▸ EXERCISE DESCRIPTION: In the data below, which lines contain "Completado"? List them by copying each one.

▸ SOURCE RECORDS:

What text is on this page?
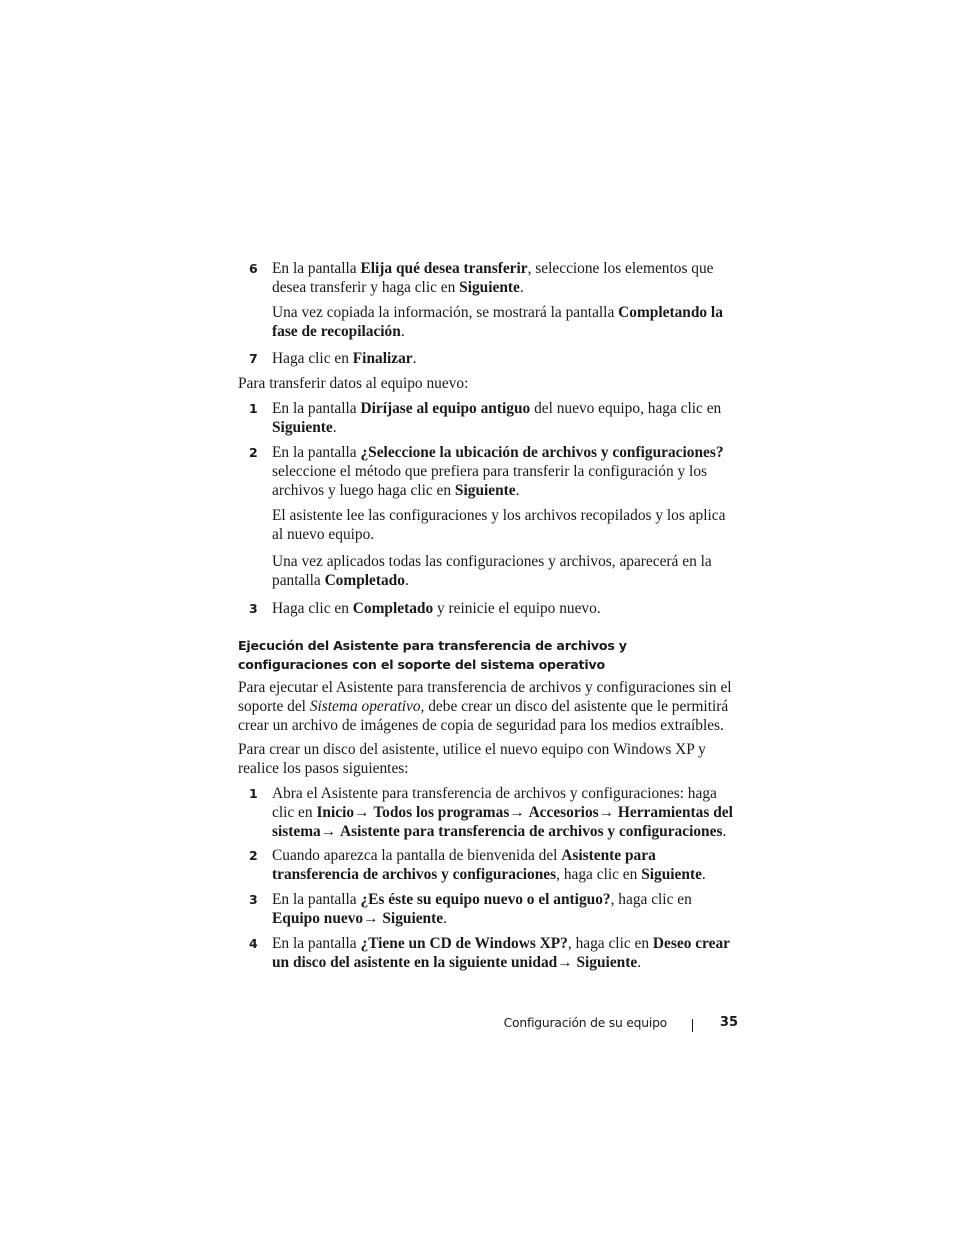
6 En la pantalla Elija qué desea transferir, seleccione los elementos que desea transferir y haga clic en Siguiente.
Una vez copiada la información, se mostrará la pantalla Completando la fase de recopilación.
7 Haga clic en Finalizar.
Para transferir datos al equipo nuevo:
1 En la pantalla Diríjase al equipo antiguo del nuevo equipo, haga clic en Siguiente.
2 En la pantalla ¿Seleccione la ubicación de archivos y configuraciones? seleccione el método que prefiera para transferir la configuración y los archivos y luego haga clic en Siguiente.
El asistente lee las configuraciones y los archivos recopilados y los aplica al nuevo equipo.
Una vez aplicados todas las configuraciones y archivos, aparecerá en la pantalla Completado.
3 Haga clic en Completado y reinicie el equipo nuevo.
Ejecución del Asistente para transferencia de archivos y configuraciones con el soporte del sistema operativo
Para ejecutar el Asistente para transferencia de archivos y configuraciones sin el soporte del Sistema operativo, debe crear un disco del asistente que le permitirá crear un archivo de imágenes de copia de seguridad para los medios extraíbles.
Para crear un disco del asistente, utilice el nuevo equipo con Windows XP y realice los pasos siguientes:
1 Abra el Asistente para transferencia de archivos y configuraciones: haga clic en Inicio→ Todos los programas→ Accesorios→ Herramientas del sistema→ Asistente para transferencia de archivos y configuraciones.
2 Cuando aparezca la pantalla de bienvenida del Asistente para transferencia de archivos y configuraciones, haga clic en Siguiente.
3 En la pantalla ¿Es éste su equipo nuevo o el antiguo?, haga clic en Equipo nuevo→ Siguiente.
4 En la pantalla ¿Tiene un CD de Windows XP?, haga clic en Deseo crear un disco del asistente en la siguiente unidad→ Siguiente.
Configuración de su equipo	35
---
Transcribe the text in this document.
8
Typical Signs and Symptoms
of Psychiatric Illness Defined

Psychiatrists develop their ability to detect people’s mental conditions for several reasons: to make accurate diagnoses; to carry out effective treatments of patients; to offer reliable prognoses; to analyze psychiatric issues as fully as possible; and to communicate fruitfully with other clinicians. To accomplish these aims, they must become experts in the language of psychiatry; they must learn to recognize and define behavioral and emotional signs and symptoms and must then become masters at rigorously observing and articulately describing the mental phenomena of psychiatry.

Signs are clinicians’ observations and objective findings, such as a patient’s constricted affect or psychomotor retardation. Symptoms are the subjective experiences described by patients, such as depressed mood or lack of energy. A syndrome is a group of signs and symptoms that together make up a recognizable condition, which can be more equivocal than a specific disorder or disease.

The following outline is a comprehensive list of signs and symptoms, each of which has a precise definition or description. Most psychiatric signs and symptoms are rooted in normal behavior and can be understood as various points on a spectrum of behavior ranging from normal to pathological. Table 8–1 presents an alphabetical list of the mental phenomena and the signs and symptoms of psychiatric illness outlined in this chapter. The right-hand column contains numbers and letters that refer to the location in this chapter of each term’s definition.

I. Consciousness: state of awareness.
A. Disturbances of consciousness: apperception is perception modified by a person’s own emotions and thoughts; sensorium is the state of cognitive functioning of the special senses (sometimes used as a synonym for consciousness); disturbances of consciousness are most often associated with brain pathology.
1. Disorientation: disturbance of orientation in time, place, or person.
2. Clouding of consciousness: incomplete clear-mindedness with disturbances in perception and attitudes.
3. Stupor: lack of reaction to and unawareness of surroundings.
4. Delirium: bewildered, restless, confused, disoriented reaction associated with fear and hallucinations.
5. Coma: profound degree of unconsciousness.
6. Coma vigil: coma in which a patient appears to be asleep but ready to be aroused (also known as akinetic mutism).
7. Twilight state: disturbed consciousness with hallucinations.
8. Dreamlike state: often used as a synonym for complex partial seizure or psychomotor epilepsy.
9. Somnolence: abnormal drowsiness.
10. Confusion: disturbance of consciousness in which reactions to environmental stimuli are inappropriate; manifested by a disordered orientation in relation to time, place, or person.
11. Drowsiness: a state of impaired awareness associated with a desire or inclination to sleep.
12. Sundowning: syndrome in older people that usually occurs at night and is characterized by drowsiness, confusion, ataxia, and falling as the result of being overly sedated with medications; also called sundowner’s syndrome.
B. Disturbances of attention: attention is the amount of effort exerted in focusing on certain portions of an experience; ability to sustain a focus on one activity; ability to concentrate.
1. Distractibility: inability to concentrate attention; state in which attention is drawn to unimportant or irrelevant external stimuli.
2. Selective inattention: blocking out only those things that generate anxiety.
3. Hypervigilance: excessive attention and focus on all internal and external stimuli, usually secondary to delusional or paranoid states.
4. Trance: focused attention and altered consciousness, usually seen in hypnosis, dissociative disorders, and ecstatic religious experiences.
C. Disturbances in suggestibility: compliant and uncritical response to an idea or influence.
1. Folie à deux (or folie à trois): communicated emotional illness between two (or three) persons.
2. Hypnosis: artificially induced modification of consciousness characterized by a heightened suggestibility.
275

▸ YOUR SOLUTION:
Una vez aplicados todas las configuraciones y archivos, aparecerá en la pantalla Completado.
3 Haga clic en Completado y reinicie el equipo nuevo.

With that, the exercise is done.